Sungai Penuh – Desakan warga Desa Sungai Ning agar Tempat Pembuangan Akhir Sampah (TPAS) di Renah Padang Tinggi (RPT) ditutup semakin menguat. Mereka menilai keberadaan TPAS tersebut telah mencemari lingkungan dan membahayakan keselamatan, terutama saat hujan deras mengguyur dan sampah meluber ke sungai serta jalan nasional. Insiden terbaru, satu unit mobil terseret arus banjir bercampur sampah hingga masuk ke sungai.

 

Tanggapan hukum pun muncul dari praktisi hukum Viktorianus Gulo, S.H., M.H. Ia menegaskan bahwa perbuatan pembuangan sampah tidak pada tempatnya dapat dikategorikan sebagai tindakan ilegal, terlebih apabila mengakibatkan kerugian kepada korban.

 

“Perbuatan pembuangan sampah tidak pada tempatnya mempunyai konsekuensi hukum bagi pelakunya, apabila atas perbuatan itu mengakibatkan kerugian kepada korban,” ungkapnya, Sabtu (03/05/2025).

 

Menurutnya, pembuangan sampah secara sembarangan dapat mengakibatkan gangguan kesehatan, pencemaran lingkungan, dan bahkan membahayakan pengguna jalan jika sampah dibuang di tepi jalan.

 

“Oleh karena itu pembuangan sampah harus dilakukan pada tempatnya dan mekanisme pembuangan sampah telah dibuat dalam beberapa regulasi yang berlaku sekarang ini,” lanjutnya.

 

Ia mengutip Undang-Undang No. 32 Tahun 2009 tentang Perlindungan dan Pengelolaan Lingkungan Hidup yang mengatur sanksi pidana bagi pelaku pembuangan sampah termasuk perusakan atau pencemaran lingkungan.

 

“Sebagaimana tersebut pada pasal 98 dan 90 diancam dengan pidana penjara 15 tahun dan denda 15 miliar,” jelasnya.

 

Tak hanya itu, Undang-Undang Nomor 18 Tahun 2008 tentang Pengelolaan Sampah juga mengatur ancaman pidana terhadap perbuatan membuang sampah tidak pada tempatnya, yakni pidana satu bulan sampai tiga bulan dan denda minimal satu miliar hingga maksimal tiga miliar rupiah.

 

“Apalagi membuang sampah di jalur jalan melanggar Undang-Undang Nomor 38 Tahun 2004 tentang Jalan dan dapat dikenakan sanksi pidana kurungan paling lama 3 bulan atau denda paling banyak Rp500.000,00,” tegasnya.

* Soal
Sebutkan insiden terbaru yang diceritakan dalam berita tentang TPAS Renah Padang Tinggi.

* Catatan Tersedia
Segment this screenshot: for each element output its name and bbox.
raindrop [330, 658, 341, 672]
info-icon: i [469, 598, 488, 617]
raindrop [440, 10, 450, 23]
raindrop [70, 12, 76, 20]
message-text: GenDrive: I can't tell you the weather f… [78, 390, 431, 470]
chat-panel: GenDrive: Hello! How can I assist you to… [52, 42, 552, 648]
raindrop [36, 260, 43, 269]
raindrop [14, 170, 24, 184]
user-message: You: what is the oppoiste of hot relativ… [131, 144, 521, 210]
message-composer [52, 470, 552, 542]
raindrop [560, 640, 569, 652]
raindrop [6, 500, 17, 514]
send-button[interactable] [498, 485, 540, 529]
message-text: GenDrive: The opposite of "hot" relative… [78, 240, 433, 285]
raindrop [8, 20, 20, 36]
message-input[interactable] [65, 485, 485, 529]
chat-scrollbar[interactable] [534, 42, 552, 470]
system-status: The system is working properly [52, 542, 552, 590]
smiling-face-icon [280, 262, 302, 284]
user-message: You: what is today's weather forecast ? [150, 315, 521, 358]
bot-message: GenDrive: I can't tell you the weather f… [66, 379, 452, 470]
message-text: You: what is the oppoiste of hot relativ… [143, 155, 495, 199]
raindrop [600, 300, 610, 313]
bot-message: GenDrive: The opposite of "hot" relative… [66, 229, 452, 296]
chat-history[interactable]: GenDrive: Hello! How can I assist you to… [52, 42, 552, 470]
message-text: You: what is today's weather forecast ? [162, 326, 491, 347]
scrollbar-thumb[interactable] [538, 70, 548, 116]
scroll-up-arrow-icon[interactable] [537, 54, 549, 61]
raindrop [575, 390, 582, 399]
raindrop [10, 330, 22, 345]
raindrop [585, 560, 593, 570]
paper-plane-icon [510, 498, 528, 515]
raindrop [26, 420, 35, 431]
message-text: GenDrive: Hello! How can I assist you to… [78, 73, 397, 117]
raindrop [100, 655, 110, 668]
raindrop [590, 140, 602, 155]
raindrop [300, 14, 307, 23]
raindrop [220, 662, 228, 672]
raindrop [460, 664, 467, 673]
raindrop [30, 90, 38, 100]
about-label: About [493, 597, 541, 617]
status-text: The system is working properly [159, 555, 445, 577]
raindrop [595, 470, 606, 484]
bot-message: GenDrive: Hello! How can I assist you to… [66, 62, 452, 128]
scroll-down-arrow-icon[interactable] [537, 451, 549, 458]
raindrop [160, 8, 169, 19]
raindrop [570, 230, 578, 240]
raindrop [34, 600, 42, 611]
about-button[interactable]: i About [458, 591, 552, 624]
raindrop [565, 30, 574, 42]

* Penyelesaian Soal
Satu unit mobil terseret arus banjir bercampur sampah hingga masuk ke sungai.